#### [What is being asked]
Give a count of the lines below that have the string "العلوم" in them, with no other words.

#### [Stored records]
** start **

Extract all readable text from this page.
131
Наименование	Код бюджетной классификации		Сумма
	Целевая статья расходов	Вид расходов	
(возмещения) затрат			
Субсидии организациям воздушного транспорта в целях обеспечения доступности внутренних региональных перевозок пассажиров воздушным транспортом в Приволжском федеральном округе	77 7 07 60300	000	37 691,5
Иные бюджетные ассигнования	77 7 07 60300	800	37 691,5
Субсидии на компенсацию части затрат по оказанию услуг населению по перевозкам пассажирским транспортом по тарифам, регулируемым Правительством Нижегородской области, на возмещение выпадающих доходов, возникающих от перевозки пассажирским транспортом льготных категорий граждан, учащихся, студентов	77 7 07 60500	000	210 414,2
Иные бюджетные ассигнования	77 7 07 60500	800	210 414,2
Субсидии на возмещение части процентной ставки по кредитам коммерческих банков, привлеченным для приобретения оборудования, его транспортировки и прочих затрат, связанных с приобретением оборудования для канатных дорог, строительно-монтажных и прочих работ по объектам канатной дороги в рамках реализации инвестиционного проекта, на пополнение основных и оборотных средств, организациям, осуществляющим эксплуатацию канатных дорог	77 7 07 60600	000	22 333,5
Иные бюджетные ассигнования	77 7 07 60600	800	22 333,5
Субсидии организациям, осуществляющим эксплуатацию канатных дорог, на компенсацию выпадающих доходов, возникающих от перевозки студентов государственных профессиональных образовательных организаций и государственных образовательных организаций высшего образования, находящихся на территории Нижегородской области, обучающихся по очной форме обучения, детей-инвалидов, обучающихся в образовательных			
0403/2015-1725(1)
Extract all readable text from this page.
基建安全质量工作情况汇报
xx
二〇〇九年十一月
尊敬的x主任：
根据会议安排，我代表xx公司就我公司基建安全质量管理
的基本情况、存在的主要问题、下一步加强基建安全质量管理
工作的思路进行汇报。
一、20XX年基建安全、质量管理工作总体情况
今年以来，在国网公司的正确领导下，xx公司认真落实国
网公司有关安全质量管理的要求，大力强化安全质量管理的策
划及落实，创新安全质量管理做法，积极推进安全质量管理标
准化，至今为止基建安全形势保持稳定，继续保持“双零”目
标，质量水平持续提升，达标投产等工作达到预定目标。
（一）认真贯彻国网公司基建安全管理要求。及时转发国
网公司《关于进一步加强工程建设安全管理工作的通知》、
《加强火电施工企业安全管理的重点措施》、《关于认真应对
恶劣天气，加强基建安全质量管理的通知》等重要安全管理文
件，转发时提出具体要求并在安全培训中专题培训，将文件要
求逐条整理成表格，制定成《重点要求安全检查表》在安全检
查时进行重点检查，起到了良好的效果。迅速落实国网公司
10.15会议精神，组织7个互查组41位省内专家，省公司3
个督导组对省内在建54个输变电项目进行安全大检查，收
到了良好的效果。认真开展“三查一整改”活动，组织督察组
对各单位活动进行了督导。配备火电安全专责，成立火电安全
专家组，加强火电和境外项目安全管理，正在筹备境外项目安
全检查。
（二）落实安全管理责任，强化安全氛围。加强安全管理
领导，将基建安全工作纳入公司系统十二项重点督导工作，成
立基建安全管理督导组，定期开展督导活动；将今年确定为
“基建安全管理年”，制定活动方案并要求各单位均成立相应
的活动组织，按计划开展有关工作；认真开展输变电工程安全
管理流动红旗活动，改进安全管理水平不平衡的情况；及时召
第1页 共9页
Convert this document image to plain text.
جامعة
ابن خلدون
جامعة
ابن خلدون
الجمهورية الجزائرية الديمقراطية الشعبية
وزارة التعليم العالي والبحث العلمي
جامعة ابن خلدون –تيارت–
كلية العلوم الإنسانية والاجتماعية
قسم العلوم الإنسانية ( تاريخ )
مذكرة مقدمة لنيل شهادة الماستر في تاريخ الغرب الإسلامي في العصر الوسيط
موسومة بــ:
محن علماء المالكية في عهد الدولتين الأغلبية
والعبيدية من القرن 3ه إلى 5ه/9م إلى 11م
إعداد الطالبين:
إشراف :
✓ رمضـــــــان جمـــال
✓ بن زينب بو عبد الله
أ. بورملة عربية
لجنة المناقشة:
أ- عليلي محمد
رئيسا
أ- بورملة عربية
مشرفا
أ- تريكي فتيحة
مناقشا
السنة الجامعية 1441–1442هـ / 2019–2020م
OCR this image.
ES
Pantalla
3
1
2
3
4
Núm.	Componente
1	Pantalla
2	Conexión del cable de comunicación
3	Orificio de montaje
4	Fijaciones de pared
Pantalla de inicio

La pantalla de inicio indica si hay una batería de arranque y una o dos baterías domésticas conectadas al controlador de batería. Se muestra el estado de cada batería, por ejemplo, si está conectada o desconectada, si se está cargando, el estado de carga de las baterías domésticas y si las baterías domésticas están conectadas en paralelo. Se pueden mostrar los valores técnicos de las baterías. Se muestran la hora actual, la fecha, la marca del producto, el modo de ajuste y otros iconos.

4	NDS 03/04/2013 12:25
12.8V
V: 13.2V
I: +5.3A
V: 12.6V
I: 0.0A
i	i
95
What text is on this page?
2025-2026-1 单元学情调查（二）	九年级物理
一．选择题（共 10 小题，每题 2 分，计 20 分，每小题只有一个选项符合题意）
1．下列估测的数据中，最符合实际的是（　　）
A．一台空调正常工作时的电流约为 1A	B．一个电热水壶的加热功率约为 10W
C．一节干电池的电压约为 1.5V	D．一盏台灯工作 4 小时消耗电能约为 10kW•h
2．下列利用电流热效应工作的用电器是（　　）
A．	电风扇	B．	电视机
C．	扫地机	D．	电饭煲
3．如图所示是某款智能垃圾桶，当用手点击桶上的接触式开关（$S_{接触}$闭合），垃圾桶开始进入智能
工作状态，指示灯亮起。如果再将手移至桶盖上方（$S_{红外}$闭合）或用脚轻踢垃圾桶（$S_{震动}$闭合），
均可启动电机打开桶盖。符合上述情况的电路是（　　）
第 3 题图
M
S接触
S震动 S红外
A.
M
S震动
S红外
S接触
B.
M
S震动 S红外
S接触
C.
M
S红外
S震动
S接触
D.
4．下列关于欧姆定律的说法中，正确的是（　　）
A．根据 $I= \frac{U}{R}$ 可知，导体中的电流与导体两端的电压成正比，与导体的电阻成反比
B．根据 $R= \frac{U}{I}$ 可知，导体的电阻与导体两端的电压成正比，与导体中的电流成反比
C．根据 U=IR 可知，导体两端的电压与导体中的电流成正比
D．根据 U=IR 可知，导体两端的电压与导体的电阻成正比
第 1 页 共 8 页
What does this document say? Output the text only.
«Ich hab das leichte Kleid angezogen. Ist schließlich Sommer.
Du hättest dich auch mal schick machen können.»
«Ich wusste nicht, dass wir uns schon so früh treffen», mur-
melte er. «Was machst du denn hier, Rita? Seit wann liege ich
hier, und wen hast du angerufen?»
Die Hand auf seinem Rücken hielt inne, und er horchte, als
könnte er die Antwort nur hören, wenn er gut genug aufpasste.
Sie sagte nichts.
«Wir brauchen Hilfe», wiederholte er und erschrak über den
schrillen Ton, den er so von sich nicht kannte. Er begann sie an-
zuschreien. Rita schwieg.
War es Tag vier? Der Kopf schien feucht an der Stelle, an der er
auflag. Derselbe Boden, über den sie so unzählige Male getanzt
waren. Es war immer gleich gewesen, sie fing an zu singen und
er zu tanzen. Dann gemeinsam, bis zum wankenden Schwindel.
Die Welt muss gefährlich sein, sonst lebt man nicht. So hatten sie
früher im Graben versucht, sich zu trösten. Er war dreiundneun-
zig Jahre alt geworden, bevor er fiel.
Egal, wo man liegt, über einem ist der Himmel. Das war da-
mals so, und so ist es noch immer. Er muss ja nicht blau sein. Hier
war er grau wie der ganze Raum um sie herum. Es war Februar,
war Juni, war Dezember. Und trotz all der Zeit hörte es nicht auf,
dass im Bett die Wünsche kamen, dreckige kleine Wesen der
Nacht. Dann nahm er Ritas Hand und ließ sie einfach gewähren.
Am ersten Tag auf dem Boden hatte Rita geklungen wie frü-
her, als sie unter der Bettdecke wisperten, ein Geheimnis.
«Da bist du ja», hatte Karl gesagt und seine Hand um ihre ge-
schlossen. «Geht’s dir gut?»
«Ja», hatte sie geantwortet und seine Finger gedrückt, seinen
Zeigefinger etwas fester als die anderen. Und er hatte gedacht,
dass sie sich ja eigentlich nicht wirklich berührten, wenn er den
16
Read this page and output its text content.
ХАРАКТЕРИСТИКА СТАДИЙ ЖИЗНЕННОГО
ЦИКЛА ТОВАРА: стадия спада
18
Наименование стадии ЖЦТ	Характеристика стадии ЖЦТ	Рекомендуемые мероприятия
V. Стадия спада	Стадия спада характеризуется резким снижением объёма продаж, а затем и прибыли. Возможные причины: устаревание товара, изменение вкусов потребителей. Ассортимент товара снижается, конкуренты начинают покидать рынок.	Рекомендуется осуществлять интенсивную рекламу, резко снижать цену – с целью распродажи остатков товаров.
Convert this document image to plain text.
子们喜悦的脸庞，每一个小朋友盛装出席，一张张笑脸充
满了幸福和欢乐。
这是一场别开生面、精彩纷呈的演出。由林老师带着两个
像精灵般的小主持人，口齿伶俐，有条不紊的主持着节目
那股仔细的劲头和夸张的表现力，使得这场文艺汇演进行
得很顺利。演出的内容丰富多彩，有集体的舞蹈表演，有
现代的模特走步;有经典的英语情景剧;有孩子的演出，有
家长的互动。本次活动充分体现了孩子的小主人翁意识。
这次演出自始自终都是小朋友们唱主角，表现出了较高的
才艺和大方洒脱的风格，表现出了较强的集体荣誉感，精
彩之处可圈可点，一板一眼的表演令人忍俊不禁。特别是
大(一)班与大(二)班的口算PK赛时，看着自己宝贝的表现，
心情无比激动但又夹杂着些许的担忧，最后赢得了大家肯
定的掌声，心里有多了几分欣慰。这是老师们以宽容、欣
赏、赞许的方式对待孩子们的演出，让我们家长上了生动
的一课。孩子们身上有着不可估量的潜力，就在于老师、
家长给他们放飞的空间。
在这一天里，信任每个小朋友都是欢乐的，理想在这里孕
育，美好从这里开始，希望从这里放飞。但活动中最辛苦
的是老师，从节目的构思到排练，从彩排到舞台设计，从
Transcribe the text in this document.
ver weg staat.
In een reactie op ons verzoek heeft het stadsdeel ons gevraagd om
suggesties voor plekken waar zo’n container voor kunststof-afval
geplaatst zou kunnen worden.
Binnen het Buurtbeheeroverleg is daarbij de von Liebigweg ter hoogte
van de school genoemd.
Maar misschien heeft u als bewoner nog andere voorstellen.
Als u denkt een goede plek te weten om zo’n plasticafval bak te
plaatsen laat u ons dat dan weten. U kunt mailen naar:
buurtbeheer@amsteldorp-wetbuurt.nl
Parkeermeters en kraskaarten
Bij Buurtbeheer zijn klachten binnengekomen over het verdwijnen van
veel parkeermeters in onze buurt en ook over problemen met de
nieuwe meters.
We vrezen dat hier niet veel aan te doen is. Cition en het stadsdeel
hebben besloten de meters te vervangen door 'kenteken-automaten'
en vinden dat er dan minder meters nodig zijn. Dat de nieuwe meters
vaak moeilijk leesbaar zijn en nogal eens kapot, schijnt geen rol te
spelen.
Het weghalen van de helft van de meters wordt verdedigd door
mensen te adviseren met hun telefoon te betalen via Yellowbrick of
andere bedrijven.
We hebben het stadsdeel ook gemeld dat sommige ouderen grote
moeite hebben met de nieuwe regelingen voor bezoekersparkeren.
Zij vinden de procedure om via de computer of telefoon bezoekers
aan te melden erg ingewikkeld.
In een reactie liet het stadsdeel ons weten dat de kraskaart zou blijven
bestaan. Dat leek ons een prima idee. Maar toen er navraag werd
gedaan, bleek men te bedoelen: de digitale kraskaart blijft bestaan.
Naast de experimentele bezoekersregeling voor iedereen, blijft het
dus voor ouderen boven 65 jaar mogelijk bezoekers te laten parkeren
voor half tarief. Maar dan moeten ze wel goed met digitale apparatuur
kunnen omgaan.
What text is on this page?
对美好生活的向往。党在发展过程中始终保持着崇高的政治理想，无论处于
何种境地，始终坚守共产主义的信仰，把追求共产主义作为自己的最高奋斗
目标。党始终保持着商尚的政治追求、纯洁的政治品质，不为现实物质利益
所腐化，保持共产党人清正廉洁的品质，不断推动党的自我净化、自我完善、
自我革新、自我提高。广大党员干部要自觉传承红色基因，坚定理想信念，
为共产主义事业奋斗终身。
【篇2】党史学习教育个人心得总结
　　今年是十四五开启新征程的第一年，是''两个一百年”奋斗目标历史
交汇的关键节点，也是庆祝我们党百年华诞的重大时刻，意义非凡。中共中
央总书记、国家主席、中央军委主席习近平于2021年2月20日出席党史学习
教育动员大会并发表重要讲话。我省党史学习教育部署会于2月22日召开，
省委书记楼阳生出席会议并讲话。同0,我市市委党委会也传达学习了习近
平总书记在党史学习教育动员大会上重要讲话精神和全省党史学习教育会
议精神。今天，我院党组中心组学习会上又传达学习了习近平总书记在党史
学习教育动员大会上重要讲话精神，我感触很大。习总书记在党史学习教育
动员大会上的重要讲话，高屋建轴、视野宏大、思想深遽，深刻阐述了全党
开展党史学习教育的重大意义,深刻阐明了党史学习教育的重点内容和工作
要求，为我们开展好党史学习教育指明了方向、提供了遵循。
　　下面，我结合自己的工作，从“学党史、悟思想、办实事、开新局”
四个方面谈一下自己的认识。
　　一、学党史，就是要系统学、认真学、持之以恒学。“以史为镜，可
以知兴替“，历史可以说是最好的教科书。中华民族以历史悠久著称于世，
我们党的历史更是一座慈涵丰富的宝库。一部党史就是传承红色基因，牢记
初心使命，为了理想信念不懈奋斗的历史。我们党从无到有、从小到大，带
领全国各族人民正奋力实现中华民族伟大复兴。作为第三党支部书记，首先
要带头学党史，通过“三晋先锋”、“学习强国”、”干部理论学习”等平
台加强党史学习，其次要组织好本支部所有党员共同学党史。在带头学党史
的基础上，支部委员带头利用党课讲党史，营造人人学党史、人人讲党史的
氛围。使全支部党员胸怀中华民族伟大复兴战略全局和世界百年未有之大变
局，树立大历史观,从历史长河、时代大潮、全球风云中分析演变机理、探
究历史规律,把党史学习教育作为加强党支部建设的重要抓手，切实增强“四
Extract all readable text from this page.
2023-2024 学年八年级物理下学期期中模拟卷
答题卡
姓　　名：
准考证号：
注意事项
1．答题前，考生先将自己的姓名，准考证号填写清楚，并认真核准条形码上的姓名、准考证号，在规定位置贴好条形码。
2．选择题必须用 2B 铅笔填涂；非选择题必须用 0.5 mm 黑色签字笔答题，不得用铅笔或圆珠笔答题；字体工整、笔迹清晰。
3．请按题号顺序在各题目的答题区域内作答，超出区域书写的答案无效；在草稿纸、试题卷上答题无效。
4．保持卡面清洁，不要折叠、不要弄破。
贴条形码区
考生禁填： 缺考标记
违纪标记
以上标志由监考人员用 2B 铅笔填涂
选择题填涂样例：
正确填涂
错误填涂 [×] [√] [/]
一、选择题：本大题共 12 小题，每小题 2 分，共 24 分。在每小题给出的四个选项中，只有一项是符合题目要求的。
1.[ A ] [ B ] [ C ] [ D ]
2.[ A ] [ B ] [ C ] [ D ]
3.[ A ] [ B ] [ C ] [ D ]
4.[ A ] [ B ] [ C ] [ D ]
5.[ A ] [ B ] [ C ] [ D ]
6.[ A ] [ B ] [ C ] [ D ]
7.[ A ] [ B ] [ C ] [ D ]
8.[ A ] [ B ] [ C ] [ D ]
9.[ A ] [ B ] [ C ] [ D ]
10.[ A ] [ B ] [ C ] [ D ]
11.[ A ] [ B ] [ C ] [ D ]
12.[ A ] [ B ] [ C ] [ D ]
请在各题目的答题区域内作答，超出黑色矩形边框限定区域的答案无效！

** end **

#### [Answer in full]
2